Dataset items:
-- -- --

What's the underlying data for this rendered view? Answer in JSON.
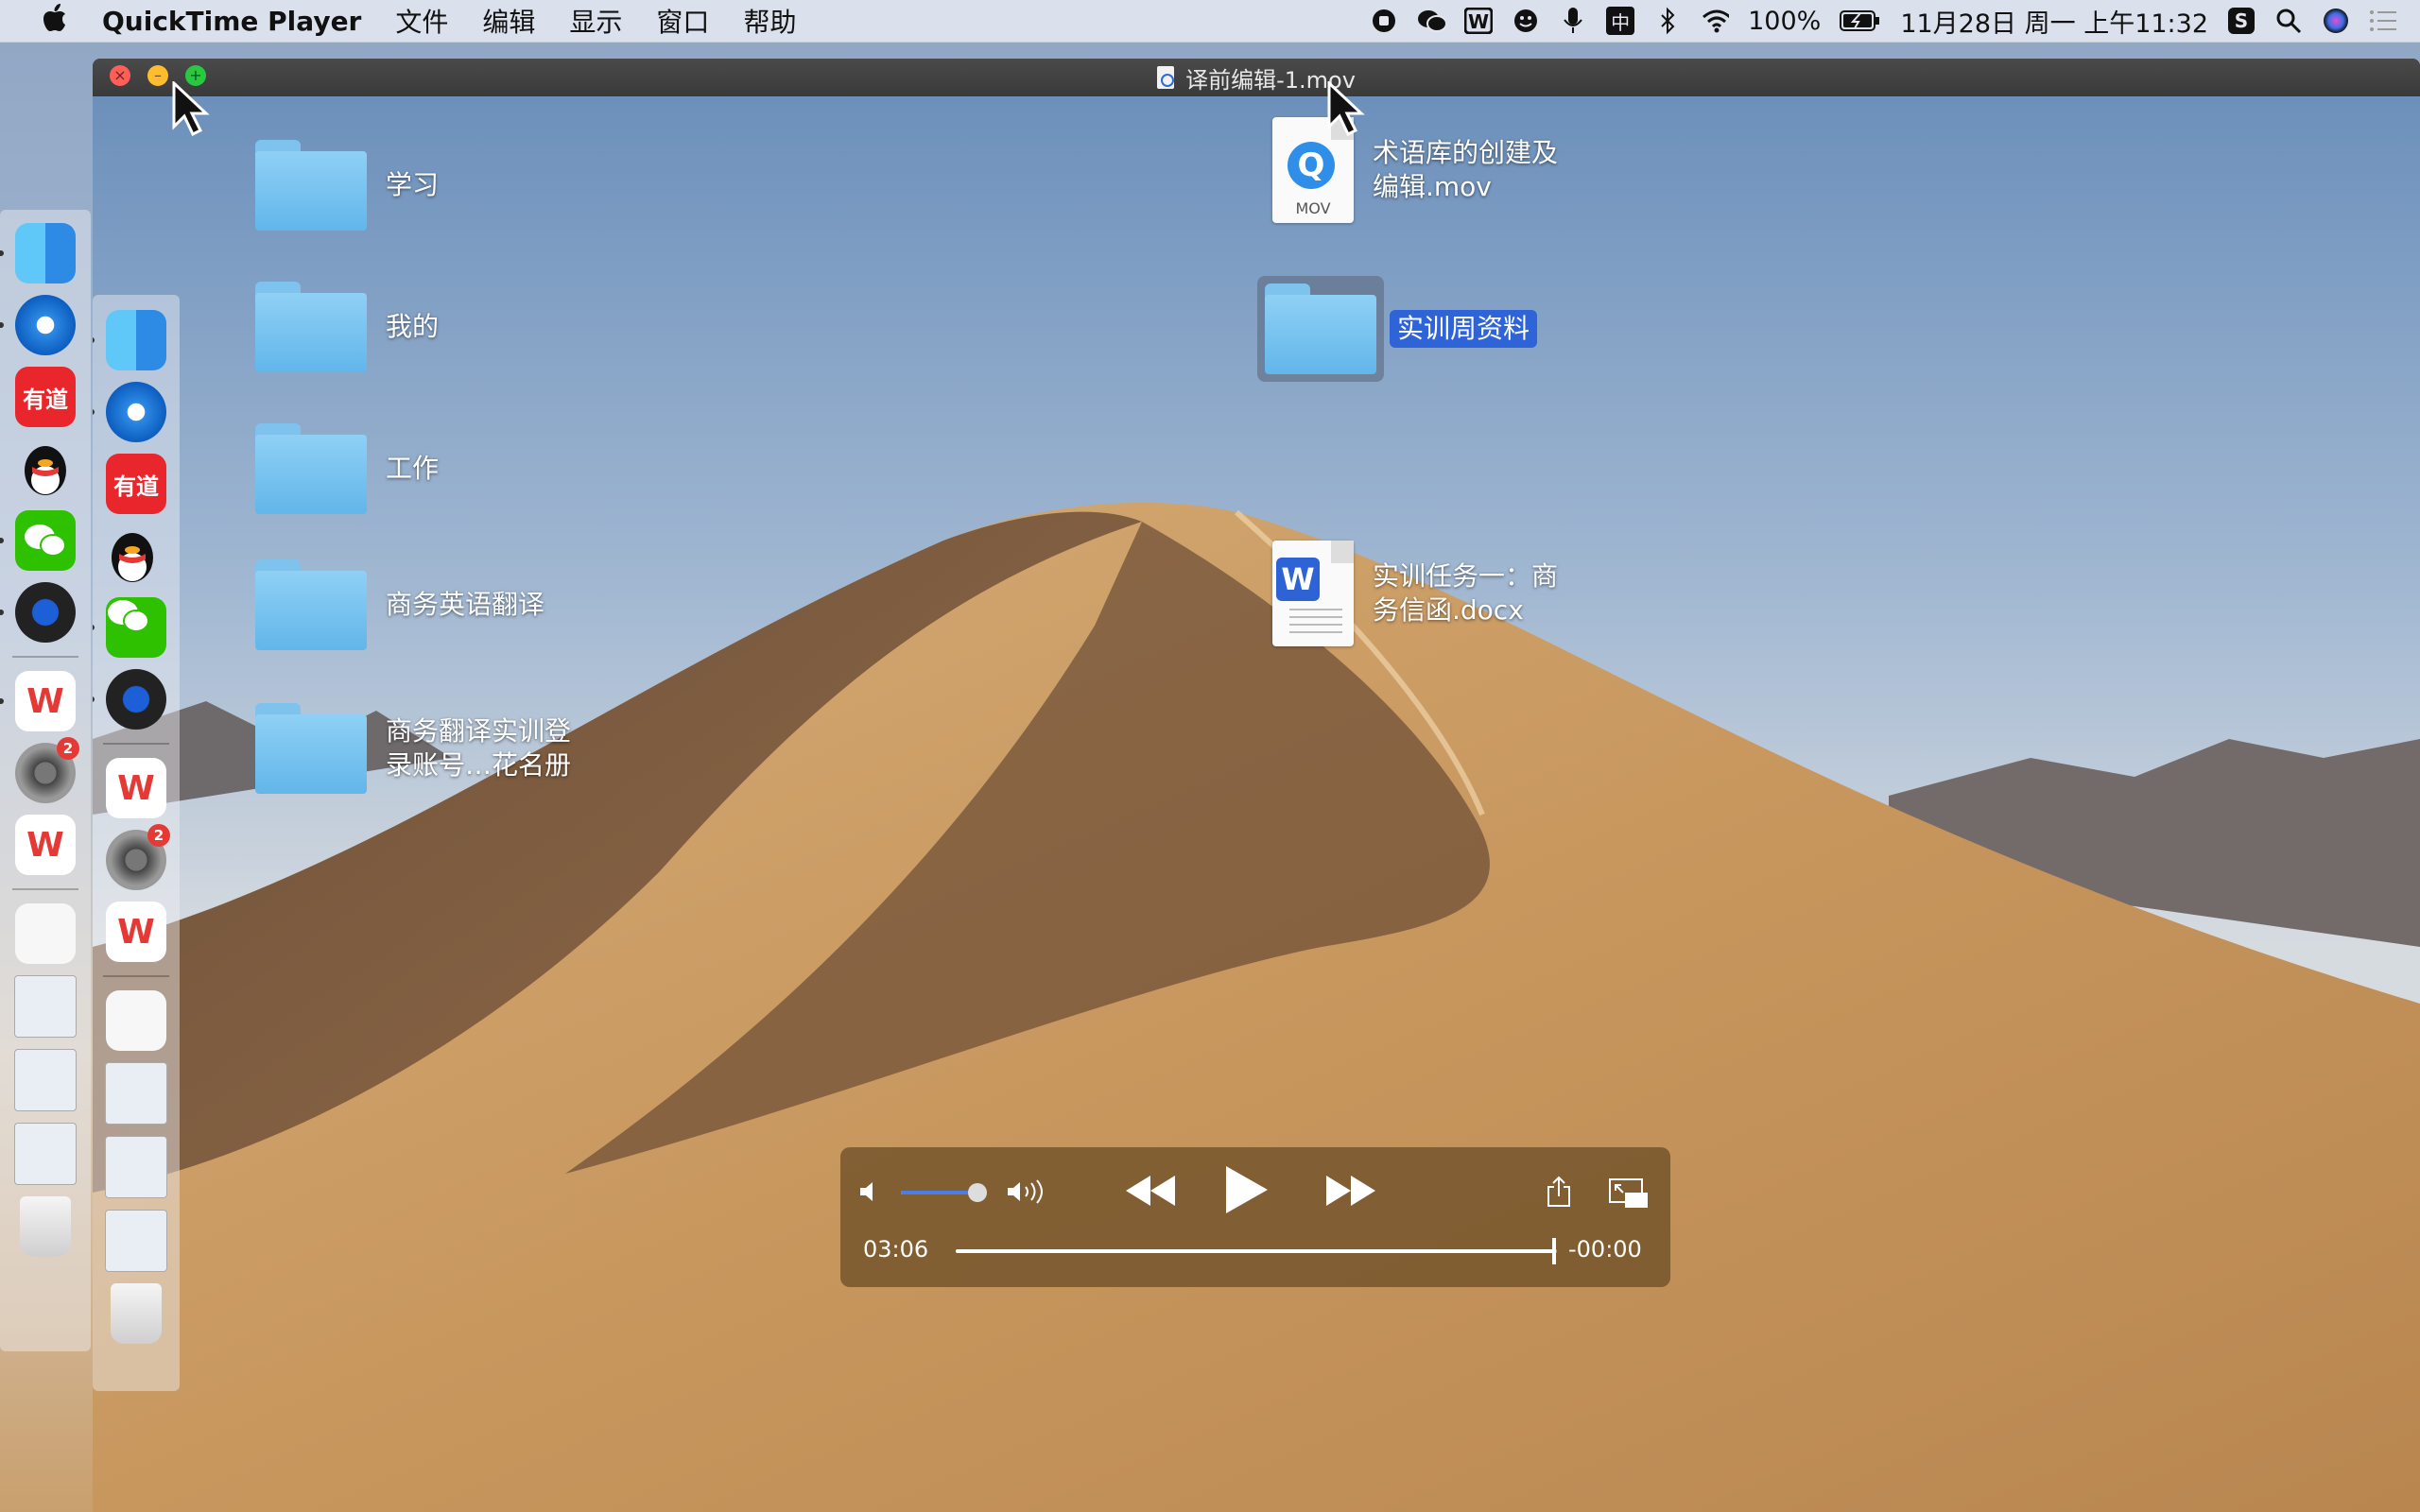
{
  "menubar": {
    "app_name": "QuickTime Player",
    "menus": [
      "文件",
      "编辑",
      "显示",
      "窗口",
      "帮助"
    ],
    "battery": "100%",
    "clock": "11月28日 周一 上午11:32",
    "status_icons": [
      "screen-record-icon",
      "wechat-icon",
      "wps-icon",
      "face-icon",
      "microphone-icon",
      "input-method-icon",
      "bluetooth-icon",
      "wifi-icon",
      "battery-icon",
      "sogou-icon",
      "spotlight-icon",
      "siri-icon",
      "notification-center-icon"
    ],
    "input_method": "中"
  },
  "window": {
    "title": "译前编辑-1.mov"
  },
  "desktop": {
    "folders_left": [
      "学习",
      "我的",
      "工作",
      "商务英语翻译",
      "商务翻译实训登录账号…花名册"
    ],
    "files_right": [
      {
        "name": "术语库的创建及编辑.mov",
        "icon": "quicktime-movie-icon",
        "ext": "MOV"
      },
      {
        "name": "实训周资料",
        "icon": "folder-icon",
        "selected": true
      },
      {
        "name": "实训任务一：商务信函.docx",
        "icon": "wps-document-icon",
        "glyph": "W"
      }
    ]
  },
  "dock_outer": {
    "apps": [
      {
        "name": "finder-icon",
        "running": true
      },
      {
        "name": "safari-icon",
        "running": true
      },
      {
        "name": "youdao-icon",
        "text": "有道",
        "running": false
      },
      {
        "name": "qq-icon",
        "running": false
      },
      {
        "name": "wechat-icon",
        "running": true
      },
      {
        "name": "quicktime-icon",
        "running": true
      },
      {
        "name": "wps-icon",
        "running": true
      },
      {
        "name": "system-preferences-icon",
        "badge": "2",
        "running": false
      },
      {
        "name": "wps-icon-2",
        "running": false
      }
    ]
  },
  "dock_inner": {
    "apps": [
      {
        "name": "finder-icon",
        "running": true
      },
      {
        "name": "safari-icon",
        "running": true
      },
      {
        "name": "youdao-icon",
        "text": "有道",
        "running": false
      },
      {
        "name": "qq-icon",
        "running": false
      },
      {
        "name": "wechat-icon",
        "running": true
      },
      {
        "name": "quicktime-icon",
        "running": true
      },
      {
        "name": "wps-icon",
        "running": true
      },
      {
        "name": "system-preferences-icon",
        "badge": "2",
        "running": false
      },
      {
        "name": "wps-icon-2",
        "running": false
      }
    ]
  },
  "player": {
    "elapsed": "03:06",
    "remaining": "-00:00",
    "volume": 0.9,
    "progress": 0.995,
    "buttons": {
      "mute": "speaker-low-icon",
      "volume_up": "speaker-high-icon",
      "rewind": "rewind-icon",
      "play": "play-icon",
      "fast_forward": "fast-forward-icon",
      "share": "share-icon",
      "pip": "picture-in-picture-icon"
    }
  },
  "colors": {
    "selection": "#2f63d8",
    "folder": "#62b6ea",
    "controls_bg": "#6e5028"
  }
}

-- -- --

> [Written task]
Write out all the entries word for word, but skip any images.

> [Task response]
What's the underlying data for this rendered view? Answer in JSON.
{
  "menubar": {
    "app_name": "QuickTime Player",
    "menus": [
      "文件",
      "编辑",
      "显示",
      "窗口",
      "帮助"
    ],
    "battery": "100%",
    "clock": "11月28日 周一 上午11:32",
    "status_icons": [
      "screen-record-icon",
      "wechat-icon",
      "wps-icon",
      "face-icon",
      "microphone-icon",
      "input-method-icon",
      "bluetooth-icon",
      "wifi-icon",
      "battery-icon",
      "sogou-icon",
      "spotlight-icon",
      "siri-icon",
      "notification-center-icon"
    ],
    "input_method": "中"
  },
  "window": {
    "title": "译前编辑-1.mov"
  },
  "desktop": {
    "folders_left": [
      "学习",
      "我的",
      "工作",
      "商务英语翻译",
      "商务翻译实训登录账号…花名册"
    ],
    "files_right": [
      {
        "name": "术语库的创建及编辑.mov",
        "icon": "quicktime-movie-icon",
        "ext": "MOV"
      },
      {
        "name": "实训周资料",
        "icon": "folder-icon",
        "selected": true
      },
      {
        "name": "实训任务一：商务信函.docx",
        "icon": "wps-document-icon",
        "glyph": "W"
      }
    ]
  },
  "dock_outer": {
    "apps": [
      {
        "name": "finder-icon",
        "running": true
      },
      {
        "name": "safari-icon",
        "running": true
      },
      {
        "name": "youdao-icon",
        "text": "有道",
        "running": false
      },
      {
        "name": "qq-icon",
        "running": false
      },
      {
        "name": "wechat-icon",
        "running": true
      },
      {
        "name": "quicktime-icon",
        "running": true
      },
      {
        "name": "wps-icon",
        "running": true
      },
      {
        "name": "system-preferences-icon",
        "badge": "2",
        "running": false
      },
      {
        "name": "wps-icon-2",
        "running": false
      }
    ]
  },
  "dock_inner": {
    "apps": [
      {
        "name": "finder-icon",
        "running": true
      },
      {
        "name": "safari-icon",
        "running": true
      },
      {
        "name": "youdao-icon",
        "text": "有道",
        "running": false
      },
      {
        "name": "qq-icon",
        "running": false
      },
      {
        "name": "wechat-icon",
        "running": true
      },
      {
        "name": "quicktime-icon",
        "running": true
      },
      {
        "name": "wps-icon",
        "running": true
      },
      {
        "name": "system-preferences-icon",
        "badge": "2",
        "running": false
      },
      {
        "name": "wps-icon-2",
        "running": false
      }
    ]
  },
  "player": {
    "elapsed": "03:06",
    "remaining": "-00:00",
    "volume": 0.9,
    "progress": 0.995,
    "buttons": {
      "mute": "speaker-low-icon",
      "volume_up": "speaker-high-icon",
      "rewind": "rewind-icon",
      "play": "play-icon",
      "fast_forward": "fast-forward-icon",
      "share": "share-icon",
      "pip": "picture-in-picture-icon"
    }
  },
  "colors": {
    "selection": "#2f63d8",
    "folder": "#62b6ea",
    "controls_bg": "#6e5028"
  }
}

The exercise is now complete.